● Exercise aim
Please print every line of the records below verbatim, omitting the pictures.

● Dataset excerpt
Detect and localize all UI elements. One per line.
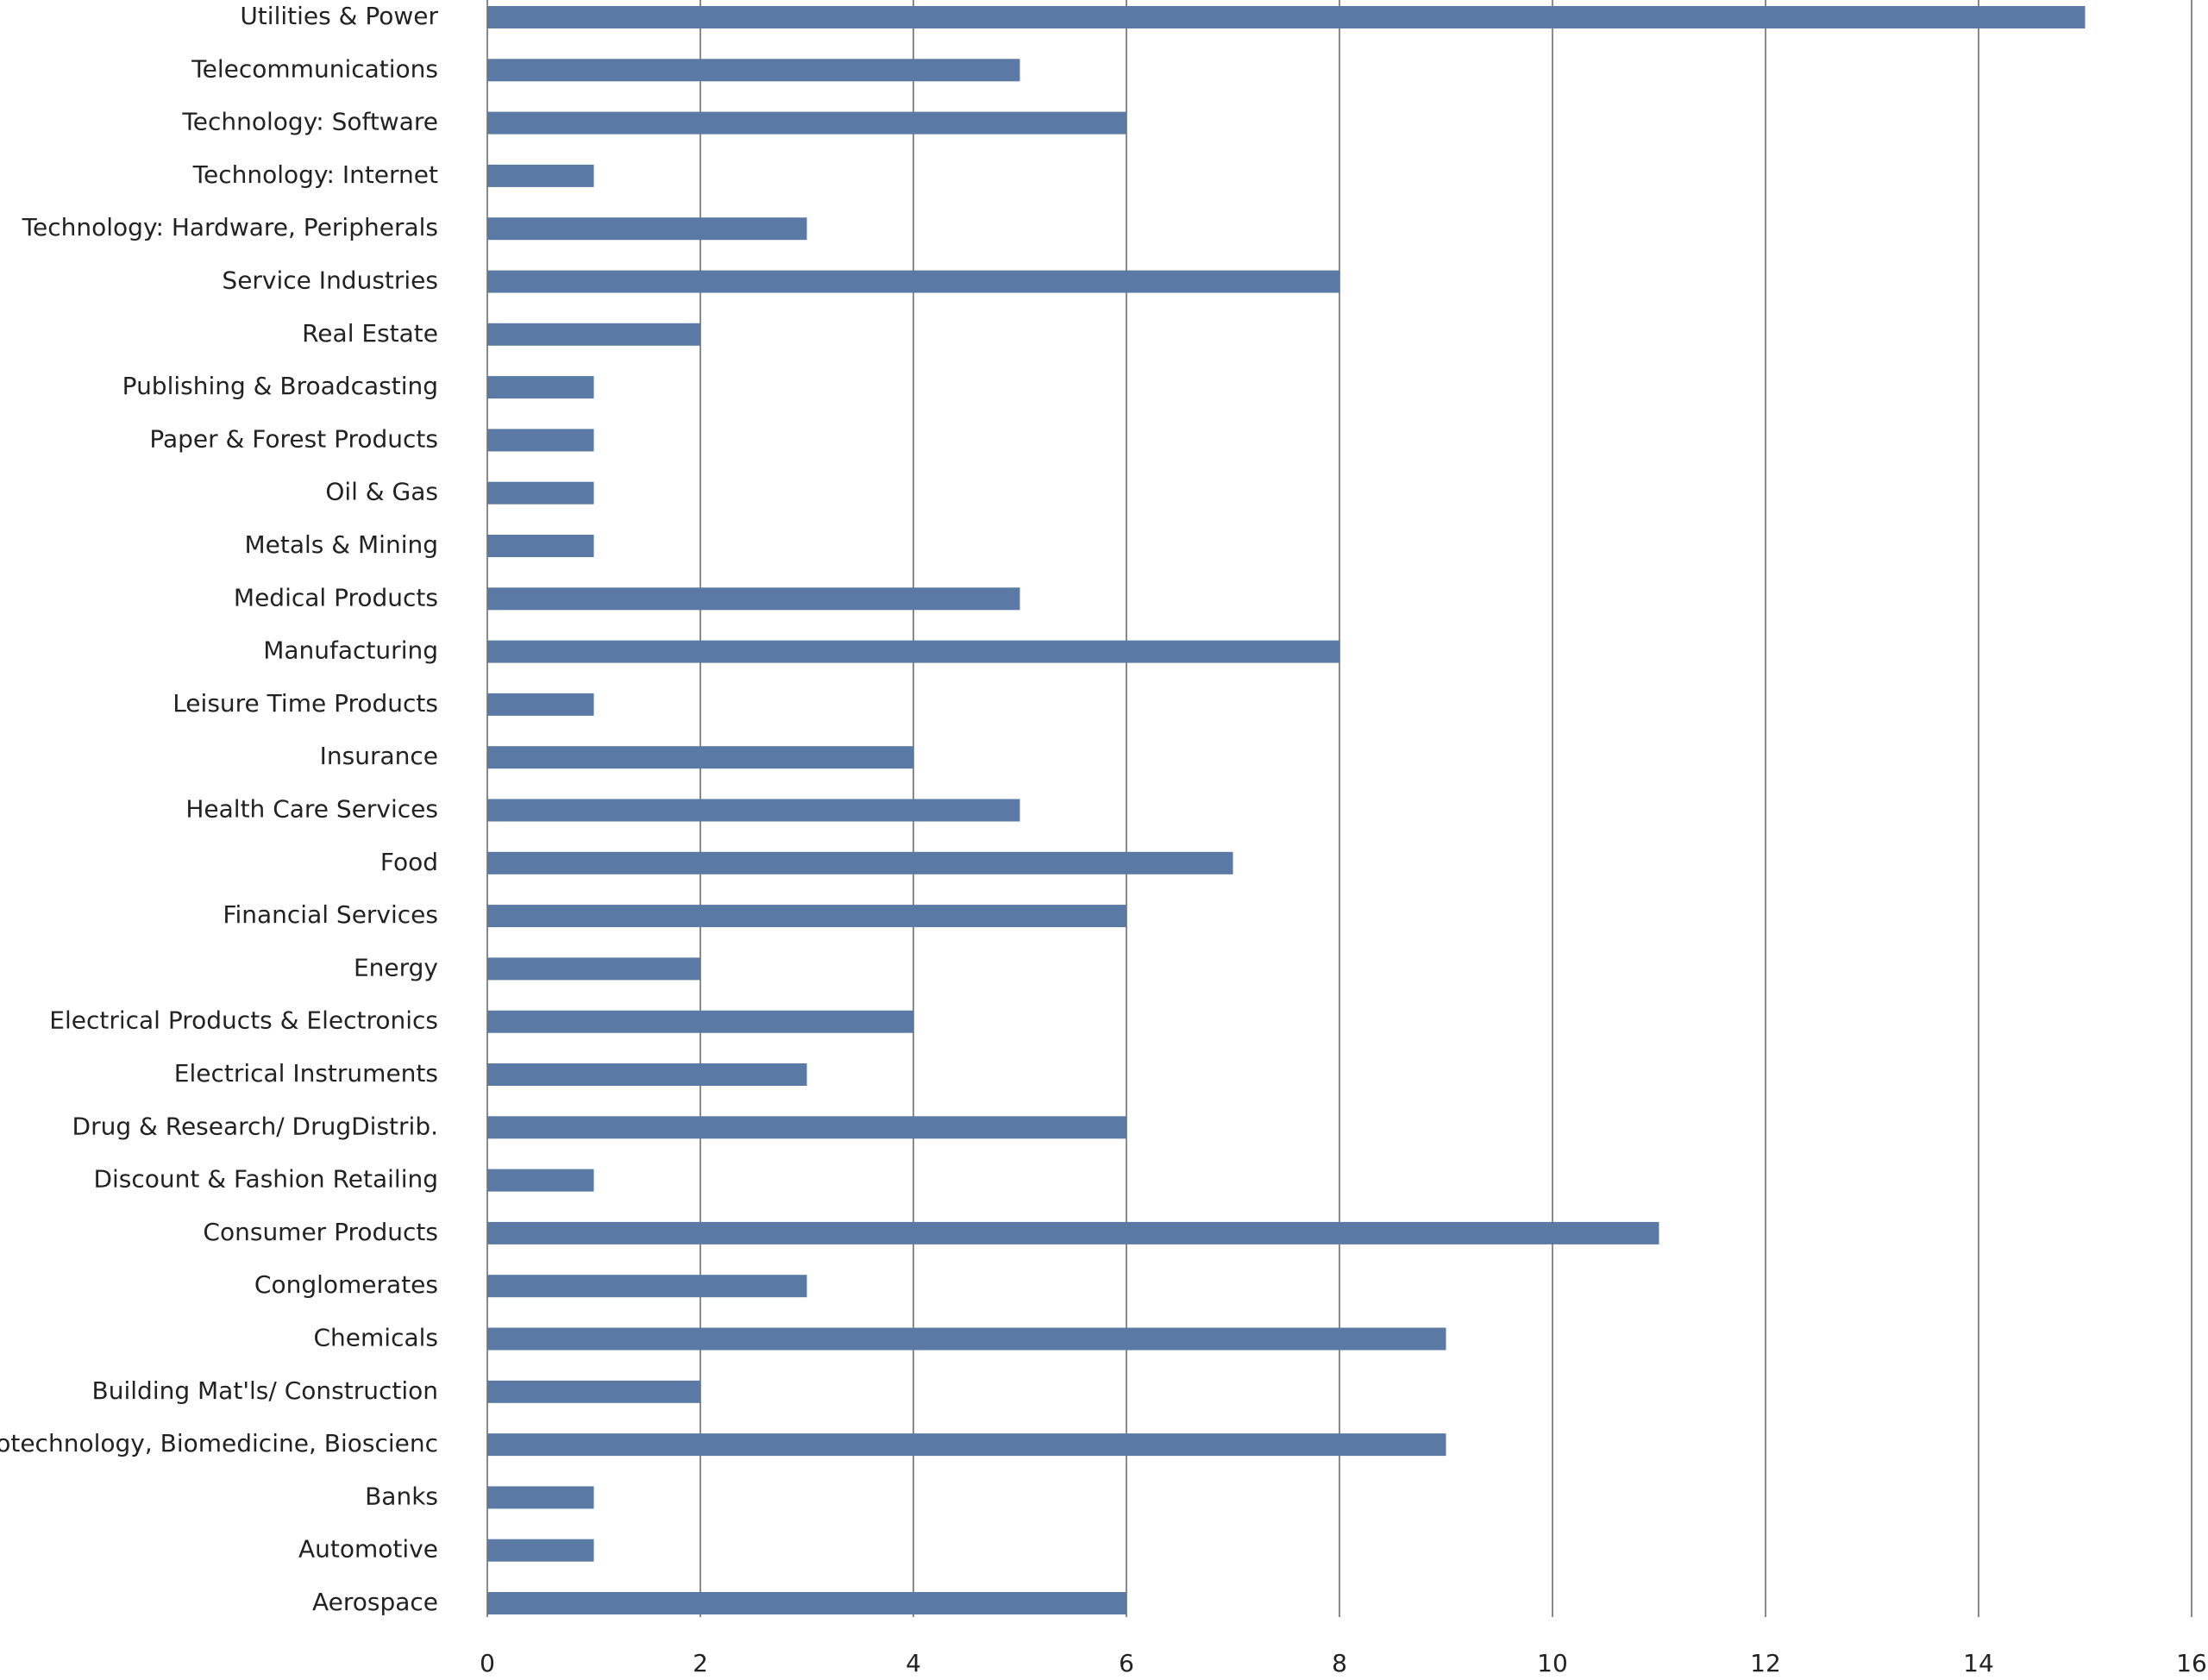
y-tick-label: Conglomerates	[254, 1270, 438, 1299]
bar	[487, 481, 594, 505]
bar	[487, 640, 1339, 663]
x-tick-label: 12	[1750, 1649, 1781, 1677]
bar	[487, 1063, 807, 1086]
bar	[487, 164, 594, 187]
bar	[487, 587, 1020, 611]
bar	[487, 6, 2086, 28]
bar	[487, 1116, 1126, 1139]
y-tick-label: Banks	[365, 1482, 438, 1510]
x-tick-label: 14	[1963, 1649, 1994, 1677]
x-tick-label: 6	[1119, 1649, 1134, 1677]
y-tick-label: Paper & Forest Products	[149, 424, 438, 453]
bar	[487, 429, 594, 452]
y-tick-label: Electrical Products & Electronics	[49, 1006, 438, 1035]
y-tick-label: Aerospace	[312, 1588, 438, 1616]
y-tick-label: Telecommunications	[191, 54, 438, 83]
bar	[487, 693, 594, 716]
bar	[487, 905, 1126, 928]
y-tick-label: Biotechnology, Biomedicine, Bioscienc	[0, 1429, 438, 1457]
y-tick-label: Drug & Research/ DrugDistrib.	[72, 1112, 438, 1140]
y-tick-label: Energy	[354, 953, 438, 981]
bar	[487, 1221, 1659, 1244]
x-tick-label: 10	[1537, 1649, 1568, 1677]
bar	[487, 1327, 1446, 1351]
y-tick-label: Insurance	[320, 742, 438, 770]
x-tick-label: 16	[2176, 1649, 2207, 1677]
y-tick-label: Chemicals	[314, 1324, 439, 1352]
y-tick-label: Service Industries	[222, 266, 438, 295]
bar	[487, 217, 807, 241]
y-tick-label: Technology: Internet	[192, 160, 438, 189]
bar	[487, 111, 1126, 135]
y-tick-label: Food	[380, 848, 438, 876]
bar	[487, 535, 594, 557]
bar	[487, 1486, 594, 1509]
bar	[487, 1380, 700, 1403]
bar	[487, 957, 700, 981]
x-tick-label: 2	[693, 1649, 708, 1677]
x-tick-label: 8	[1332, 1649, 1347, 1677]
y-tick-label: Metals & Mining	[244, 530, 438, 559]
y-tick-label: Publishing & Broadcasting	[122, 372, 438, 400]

● Written answer
Detect and localize all UI elements. One per line.
y-tick-label: Conglomerates	[254, 1270, 438, 1299]
bar	[487, 481, 594, 505]
bar	[487, 640, 1339, 663]
x-tick-label: 12	[1750, 1649, 1781, 1677]
bar	[487, 1063, 807, 1086]
bar	[487, 164, 594, 187]
bar	[487, 587, 1020, 611]
bar	[487, 6, 2086, 28]
bar	[487, 1116, 1126, 1139]
y-tick-label: Banks	[365, 1482, 438, 1510]
x-tick-label: 14	[1963, 1649, 1994, 1677]
x-tick-label: 6	[1119, 1649, 1134, 1677]
y-tick-label: Paper & Forest Products	[149, 424, 438, 453]
bar	[487, 429, 594, 452]
y-tick-label: Electrical Products & Electronics	[49, 1006, 438, 1035]
y-tick-label: Aerospace	[312, 1588, 438, 1616]
y-tick-label: Telecommunications	[191, 54, 438, 83]
bar	[487, 693, 594, 716]
bar	[487, 905, 1126, 928]
y-tick-label: Biotechnology, Biomedicine, Bioscienc	[0, 1429, 438, 1457]
y-tick-label: Drug & Research/ DrugDistrib.	[72, 1112, 438, 1140]
y-tick-label: Energy	[354, 953, 438, 981]
bar	[487, 1221, 1659, 1244]
x-tick-label: 10	[1537, 1649, 1568, 1677]
bar	[487, 1327, 1446, 1351]
y-tick-label: Insurance	[320, 742, 438, 770]
x-tick-label: 16	[2176, 1649, 2207, 1677]
y-tick-label: Chemicals	[314, 1324, 439, 1352]
y-tick-label: Service Industries	[222, 266, 438, 295]
bar	[487, 217, 807, 241]
y-tick-label: Technology: Internet	[192, 160, 438, 189]
bar	[487, 111, 1126, 135]
y-tick-label: Food	[380, 848, 438, 876]
bar	[487, 535, 594, 557]
bar	[487, 1486, 594, 1509]
bar	[487, 1380, 700, 1403]
bar	[487, 957, 700, 981]
x-tick-label: 2	[693, 1649, 708, 1677]
x-tick-label: 8	[1332, 1649, 1347, 1677]
y-tick-label: Metals & Mining	[244, 530, 438, 559]
y-tick-label: Publishing & Broadcasting	[122, 372, 438, 400]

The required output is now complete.